• [Data records]:
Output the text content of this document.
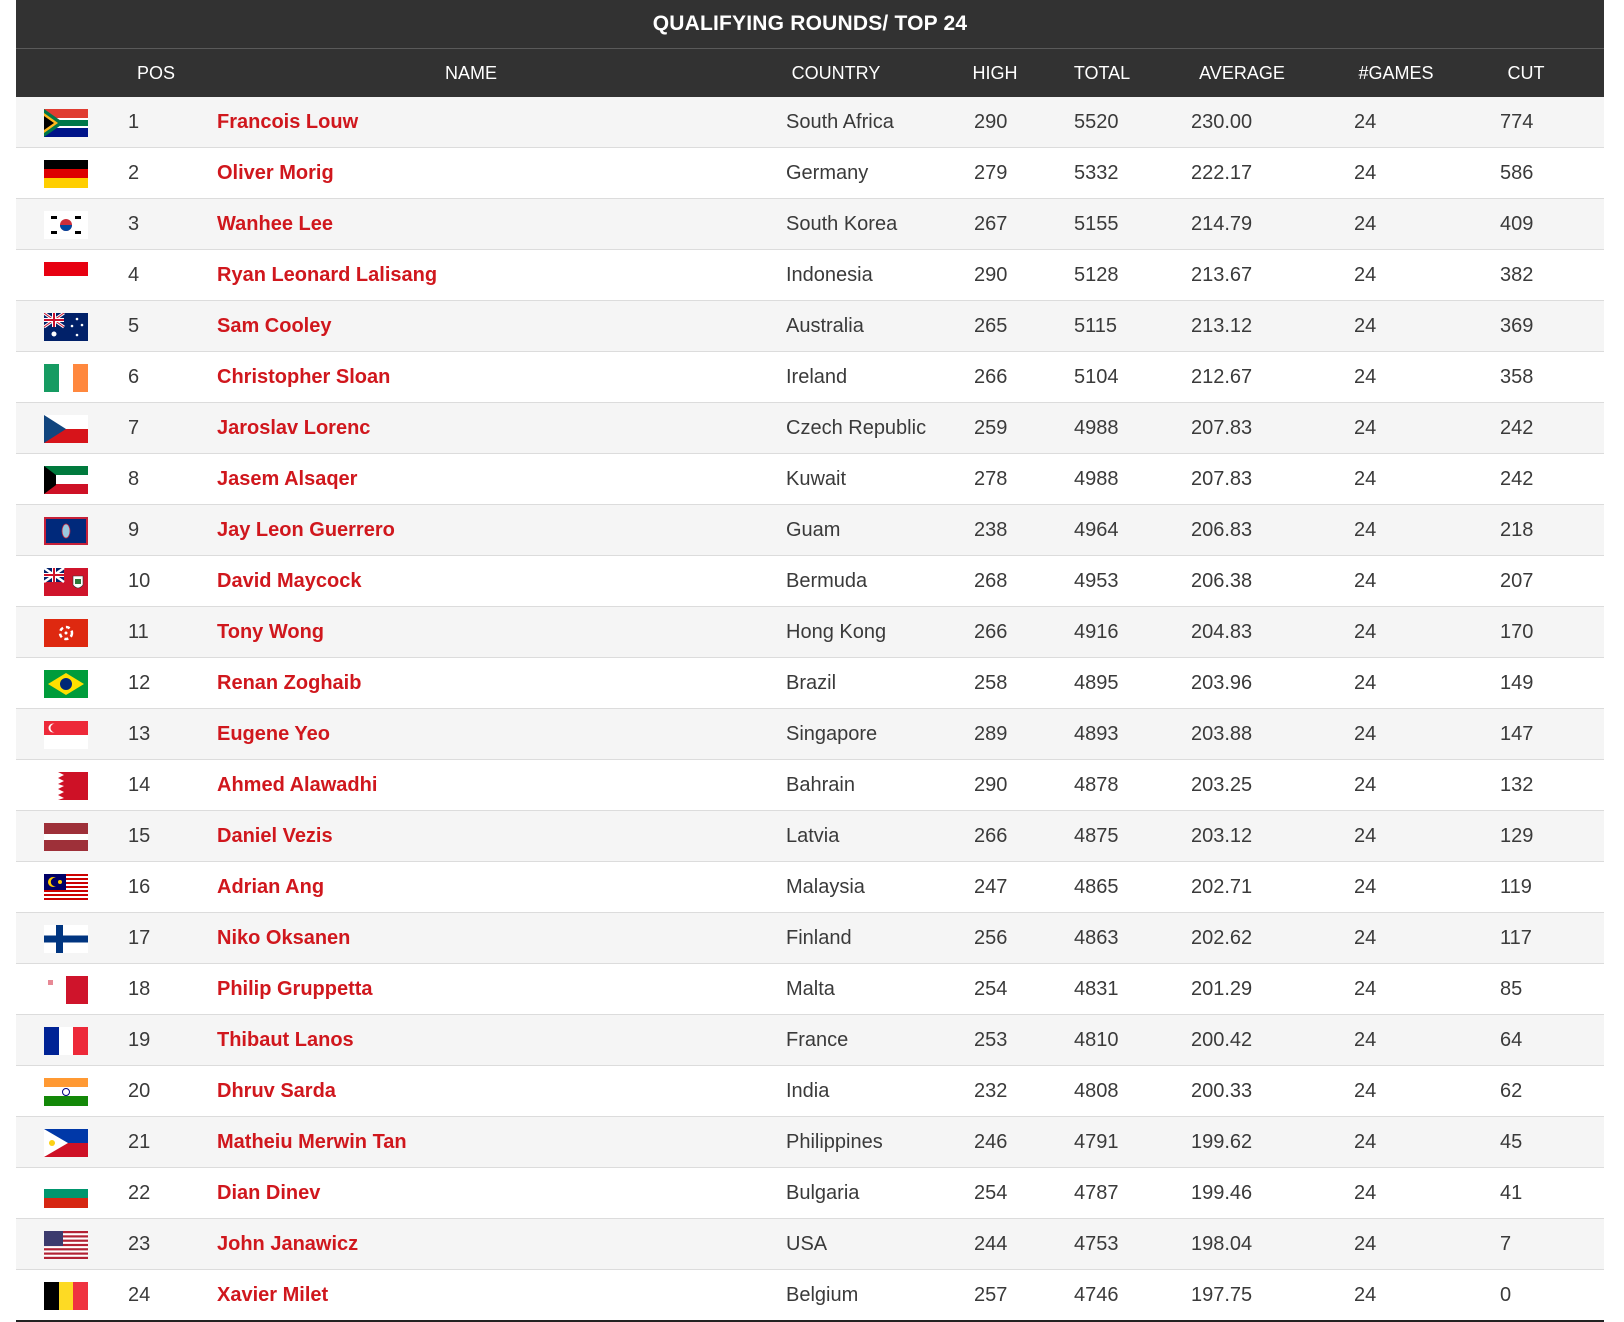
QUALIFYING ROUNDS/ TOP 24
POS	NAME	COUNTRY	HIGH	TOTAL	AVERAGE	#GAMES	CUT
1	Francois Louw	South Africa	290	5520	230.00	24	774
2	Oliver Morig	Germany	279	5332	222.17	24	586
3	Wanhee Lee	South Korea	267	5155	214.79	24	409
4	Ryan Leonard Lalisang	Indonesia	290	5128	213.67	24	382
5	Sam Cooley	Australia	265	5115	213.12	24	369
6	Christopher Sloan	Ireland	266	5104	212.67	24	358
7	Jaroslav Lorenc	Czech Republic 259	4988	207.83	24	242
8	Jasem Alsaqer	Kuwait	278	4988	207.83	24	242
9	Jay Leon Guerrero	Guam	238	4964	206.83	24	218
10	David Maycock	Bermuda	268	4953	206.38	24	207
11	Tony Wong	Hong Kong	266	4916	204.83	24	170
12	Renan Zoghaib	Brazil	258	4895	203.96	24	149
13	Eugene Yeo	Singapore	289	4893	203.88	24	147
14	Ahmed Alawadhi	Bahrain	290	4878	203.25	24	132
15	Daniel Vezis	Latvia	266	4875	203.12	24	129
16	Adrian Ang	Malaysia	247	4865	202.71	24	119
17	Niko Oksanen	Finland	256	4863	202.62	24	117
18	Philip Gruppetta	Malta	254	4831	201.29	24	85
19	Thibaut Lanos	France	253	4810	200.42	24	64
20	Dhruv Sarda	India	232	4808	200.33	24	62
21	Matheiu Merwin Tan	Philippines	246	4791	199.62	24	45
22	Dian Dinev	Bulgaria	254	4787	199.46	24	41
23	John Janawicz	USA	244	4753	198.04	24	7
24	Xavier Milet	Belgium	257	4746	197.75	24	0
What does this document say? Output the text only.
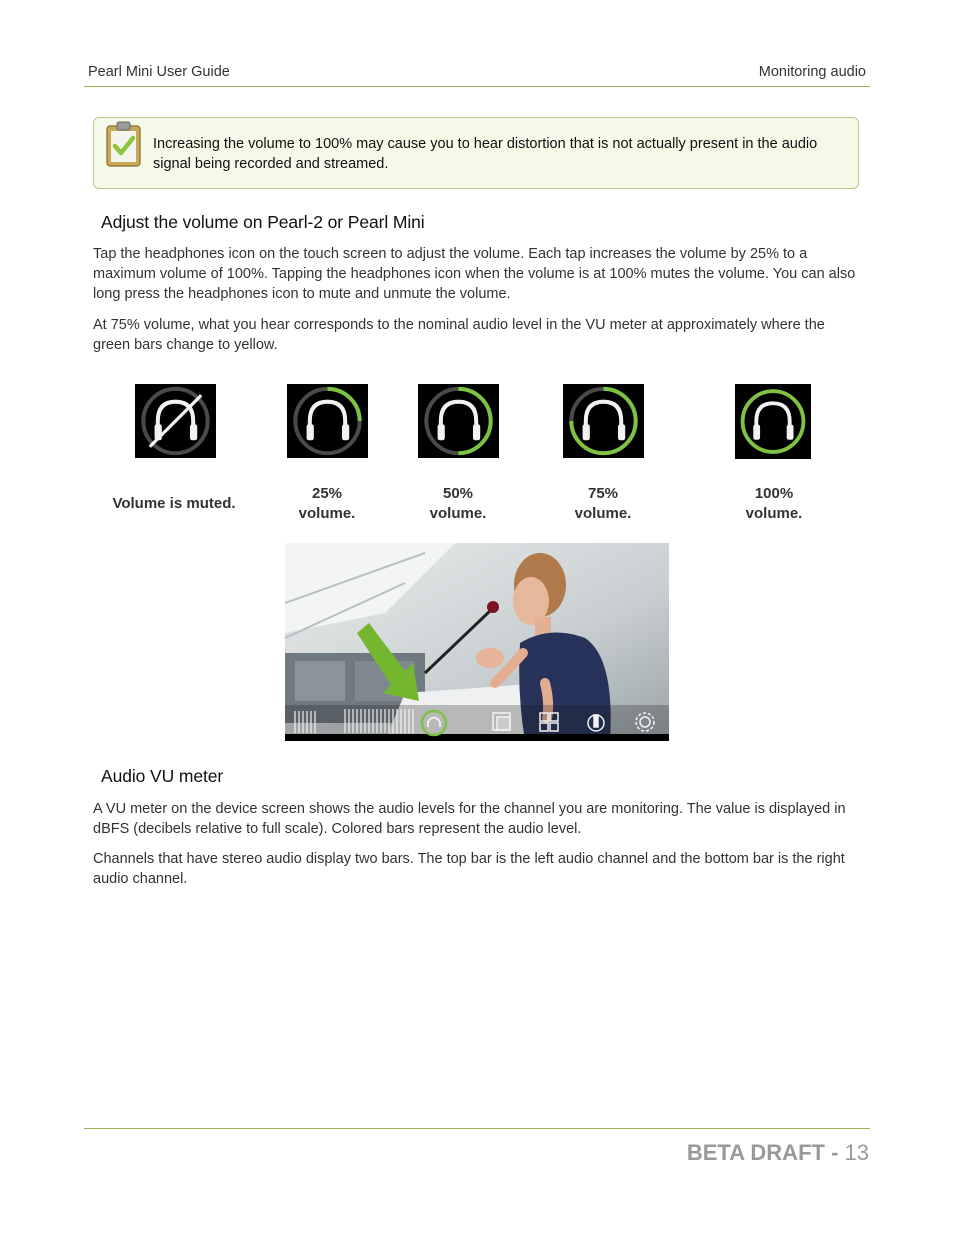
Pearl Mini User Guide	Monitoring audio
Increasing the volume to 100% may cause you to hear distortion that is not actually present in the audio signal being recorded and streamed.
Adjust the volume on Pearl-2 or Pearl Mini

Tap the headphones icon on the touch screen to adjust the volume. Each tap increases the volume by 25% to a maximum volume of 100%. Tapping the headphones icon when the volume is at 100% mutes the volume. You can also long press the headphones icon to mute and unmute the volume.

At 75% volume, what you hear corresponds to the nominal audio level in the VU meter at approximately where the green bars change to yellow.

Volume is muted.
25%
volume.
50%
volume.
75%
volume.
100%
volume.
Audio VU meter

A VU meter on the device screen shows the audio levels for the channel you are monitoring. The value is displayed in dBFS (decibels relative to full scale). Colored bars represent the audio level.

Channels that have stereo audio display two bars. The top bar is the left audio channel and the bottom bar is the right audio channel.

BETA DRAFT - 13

• [WORK INSTRUCTIONS]:
Search the material above for "channel". Pull out each line where it shows up.

• [THE REPLY]:
A VU meter on the device screen shows the audio levels for the channel you are monitoring. The value is displayed in dBFS (decibels relative to full scale). Colored bars represent the audio level.
Channels that have stereo audio display two bars. The top bar is the left audio channel and the bottom bar is the right audio channel.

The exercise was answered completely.